[Dataset items]

......

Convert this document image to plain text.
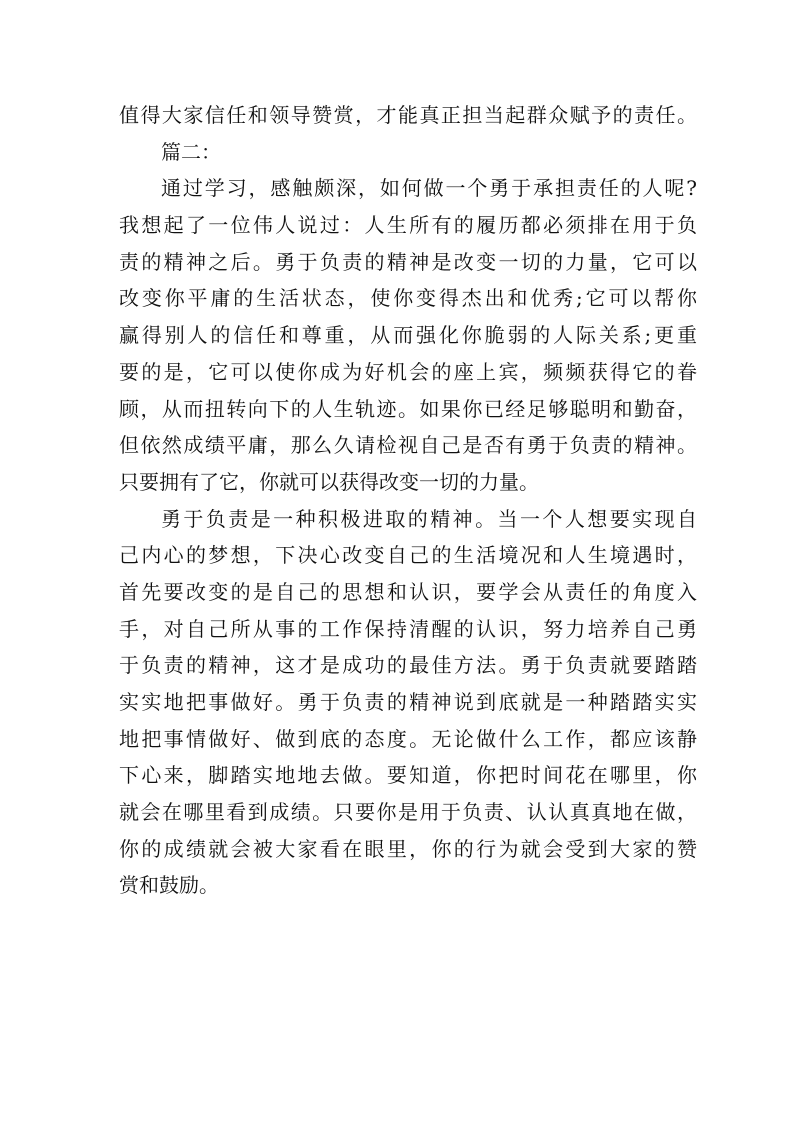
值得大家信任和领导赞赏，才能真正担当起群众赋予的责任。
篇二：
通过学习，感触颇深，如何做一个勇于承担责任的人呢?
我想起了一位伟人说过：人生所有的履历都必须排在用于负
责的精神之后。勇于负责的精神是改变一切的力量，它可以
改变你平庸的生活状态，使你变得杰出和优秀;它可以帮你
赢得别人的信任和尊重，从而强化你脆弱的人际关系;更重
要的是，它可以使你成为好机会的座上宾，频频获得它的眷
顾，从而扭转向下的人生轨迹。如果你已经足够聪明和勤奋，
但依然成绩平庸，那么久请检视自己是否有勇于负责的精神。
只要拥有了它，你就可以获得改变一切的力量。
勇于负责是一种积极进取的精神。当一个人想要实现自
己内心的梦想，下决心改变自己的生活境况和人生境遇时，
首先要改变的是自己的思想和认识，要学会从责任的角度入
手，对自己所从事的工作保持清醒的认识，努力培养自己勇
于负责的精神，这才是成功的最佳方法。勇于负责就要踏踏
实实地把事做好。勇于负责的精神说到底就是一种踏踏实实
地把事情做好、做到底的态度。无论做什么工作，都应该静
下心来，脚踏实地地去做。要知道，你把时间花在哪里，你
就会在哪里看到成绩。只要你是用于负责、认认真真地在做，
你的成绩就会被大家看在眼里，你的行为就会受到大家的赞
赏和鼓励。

......

**GOAL**
Output the records above exactly as they are, leaving out the pictures.

**RESPONSE**
Convert this document image to plain text.
值得大家信任和领导赞赏，才能真正担当起群众赋予的责任。
篇二：
通过学习，感触颇深，如何做一个勇于承担责任的人呢?
我想起了一位伟人说过：人生所有的履历都必须排在用于负
责的精神之后。勇于负责的精神是改变一切的力量，它可以
改变你平庸的生活状态，使你变得杰出和优秀;它可以帮你
赢得别人的信任和尊重，从而强化你脆弱的人际关系;更重
要的是，它可以使你成为好机会的座上宾，频频获得它的眷
顾，从而扭转向下的人生轨迹。如果你已经足够聪明和勤奋，
但依然成绩平庸，那么久请检视自己是否有勇于负责的精神。
只要拥有了它，你就可以获得改变一切的力量。
勇于负责是一种积极进取的精神。当一个人想要实现自
己内心的梦想，下决心改变自己的生活境况和人生境遇时，
首先要改变的是自己的思想和认识，要学会从责任的角度入
手，对自己所从事的工作保持清醒的认识，努力培养自己勇
于负责的精神，这才是成功的最佳方法。勇于负责就要踏踏
实实地把事做好。勇于负责的精神说到底就是一种踏踏实实
地把事情做好、做到底的态度。无论做什么工作，都应该静
下心来，脚踏实地地去做。要知道，你把时间花在哪里，你
就会在哪里看到成绩。只要你是用于负责、认认真真地在做，
你的成绩就会被大家看在眼里，你的行为就会受到大家的赞
赏和鼓励。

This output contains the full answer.